Copy out the lines that have "Rosa" in them.

----------

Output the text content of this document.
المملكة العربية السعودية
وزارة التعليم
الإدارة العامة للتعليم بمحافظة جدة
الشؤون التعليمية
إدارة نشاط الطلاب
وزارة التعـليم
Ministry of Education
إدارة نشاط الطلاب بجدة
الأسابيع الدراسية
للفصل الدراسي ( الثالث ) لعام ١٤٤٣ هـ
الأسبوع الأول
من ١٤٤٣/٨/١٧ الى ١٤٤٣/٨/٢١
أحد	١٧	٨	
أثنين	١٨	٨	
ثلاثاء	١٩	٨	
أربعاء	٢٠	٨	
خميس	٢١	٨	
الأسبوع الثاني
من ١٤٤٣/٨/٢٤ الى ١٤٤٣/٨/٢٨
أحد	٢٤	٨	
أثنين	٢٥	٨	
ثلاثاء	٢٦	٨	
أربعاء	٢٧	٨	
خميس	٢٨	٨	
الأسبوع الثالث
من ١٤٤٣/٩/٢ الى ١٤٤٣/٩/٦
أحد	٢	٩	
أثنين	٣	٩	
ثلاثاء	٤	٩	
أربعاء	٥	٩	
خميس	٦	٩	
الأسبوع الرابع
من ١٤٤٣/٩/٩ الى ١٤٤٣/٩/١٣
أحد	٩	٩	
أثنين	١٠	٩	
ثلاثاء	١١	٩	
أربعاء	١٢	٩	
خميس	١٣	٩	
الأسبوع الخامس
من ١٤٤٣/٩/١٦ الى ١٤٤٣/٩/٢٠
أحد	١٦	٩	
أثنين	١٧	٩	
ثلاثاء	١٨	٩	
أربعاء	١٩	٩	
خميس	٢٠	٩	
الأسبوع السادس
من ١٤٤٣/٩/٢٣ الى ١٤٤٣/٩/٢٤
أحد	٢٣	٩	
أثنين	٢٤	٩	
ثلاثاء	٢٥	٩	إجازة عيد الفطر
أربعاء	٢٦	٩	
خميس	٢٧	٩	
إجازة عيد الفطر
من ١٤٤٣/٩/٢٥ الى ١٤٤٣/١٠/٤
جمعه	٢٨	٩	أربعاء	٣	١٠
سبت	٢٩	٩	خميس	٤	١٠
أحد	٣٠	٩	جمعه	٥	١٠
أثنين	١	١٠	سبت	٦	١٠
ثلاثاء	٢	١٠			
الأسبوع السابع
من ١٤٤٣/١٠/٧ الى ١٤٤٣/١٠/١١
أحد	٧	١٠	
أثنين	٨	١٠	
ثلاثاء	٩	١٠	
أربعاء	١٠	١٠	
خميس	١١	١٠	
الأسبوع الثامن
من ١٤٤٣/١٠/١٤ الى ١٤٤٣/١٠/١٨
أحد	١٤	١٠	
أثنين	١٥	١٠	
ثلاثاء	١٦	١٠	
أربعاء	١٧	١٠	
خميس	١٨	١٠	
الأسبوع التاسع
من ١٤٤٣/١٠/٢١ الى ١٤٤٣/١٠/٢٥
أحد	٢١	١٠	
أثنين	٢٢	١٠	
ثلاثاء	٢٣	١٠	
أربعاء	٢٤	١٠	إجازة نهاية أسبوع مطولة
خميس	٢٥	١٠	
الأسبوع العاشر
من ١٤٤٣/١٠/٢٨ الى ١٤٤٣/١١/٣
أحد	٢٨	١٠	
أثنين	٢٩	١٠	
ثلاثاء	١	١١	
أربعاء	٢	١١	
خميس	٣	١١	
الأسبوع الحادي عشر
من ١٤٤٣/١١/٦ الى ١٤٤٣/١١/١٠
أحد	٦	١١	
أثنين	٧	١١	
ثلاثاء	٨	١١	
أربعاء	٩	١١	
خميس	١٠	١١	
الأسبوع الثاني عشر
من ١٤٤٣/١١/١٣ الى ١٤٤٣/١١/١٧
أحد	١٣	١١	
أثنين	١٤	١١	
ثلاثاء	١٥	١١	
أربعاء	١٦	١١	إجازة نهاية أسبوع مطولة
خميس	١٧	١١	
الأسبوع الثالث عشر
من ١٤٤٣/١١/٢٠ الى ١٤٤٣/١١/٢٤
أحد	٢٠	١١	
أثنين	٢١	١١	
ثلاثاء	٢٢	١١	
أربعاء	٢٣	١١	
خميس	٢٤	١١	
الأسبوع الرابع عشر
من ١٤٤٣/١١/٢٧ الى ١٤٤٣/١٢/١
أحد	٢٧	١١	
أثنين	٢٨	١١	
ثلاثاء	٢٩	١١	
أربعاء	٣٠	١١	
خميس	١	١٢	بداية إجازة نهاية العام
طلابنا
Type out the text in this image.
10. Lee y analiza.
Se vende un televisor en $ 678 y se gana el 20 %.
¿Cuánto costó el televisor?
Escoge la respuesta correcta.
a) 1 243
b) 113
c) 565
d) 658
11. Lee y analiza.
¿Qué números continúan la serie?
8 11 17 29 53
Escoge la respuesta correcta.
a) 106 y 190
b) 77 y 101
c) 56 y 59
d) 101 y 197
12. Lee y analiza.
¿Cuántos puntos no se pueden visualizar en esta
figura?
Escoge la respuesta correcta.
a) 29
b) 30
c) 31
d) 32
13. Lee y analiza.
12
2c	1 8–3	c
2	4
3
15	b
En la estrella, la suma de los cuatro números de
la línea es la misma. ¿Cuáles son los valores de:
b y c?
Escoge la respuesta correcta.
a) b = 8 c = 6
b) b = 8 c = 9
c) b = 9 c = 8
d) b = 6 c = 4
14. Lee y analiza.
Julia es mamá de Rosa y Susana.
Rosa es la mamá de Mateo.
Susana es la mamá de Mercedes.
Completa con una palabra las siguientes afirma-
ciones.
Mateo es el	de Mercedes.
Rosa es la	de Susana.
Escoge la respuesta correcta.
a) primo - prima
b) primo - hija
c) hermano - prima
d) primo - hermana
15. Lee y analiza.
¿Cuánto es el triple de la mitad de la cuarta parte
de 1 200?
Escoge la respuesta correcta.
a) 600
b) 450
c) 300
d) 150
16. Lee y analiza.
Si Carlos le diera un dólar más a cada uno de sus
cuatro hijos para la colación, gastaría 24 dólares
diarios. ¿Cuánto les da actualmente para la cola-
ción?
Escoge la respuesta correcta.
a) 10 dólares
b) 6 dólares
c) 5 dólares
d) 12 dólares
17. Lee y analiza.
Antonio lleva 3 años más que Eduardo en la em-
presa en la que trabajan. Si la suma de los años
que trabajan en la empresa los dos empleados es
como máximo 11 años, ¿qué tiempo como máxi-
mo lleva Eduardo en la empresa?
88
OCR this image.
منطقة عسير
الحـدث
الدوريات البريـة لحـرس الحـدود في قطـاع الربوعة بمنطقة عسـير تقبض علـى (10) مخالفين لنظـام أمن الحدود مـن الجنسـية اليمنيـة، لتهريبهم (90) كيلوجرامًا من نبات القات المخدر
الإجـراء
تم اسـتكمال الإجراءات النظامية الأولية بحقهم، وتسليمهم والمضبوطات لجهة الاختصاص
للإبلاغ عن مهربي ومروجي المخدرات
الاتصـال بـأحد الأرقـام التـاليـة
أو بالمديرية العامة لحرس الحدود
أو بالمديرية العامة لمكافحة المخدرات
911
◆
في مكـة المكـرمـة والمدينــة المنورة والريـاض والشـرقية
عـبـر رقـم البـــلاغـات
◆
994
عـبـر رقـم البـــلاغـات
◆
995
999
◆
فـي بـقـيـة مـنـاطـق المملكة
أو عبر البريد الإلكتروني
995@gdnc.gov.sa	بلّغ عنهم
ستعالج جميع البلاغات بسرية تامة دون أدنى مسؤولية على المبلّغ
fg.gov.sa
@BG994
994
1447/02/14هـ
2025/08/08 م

----------

Task result
Julia es mamá de Rosa y Susana.
Rosa es la mamá de Mateo.
Rosa es la	de Susana.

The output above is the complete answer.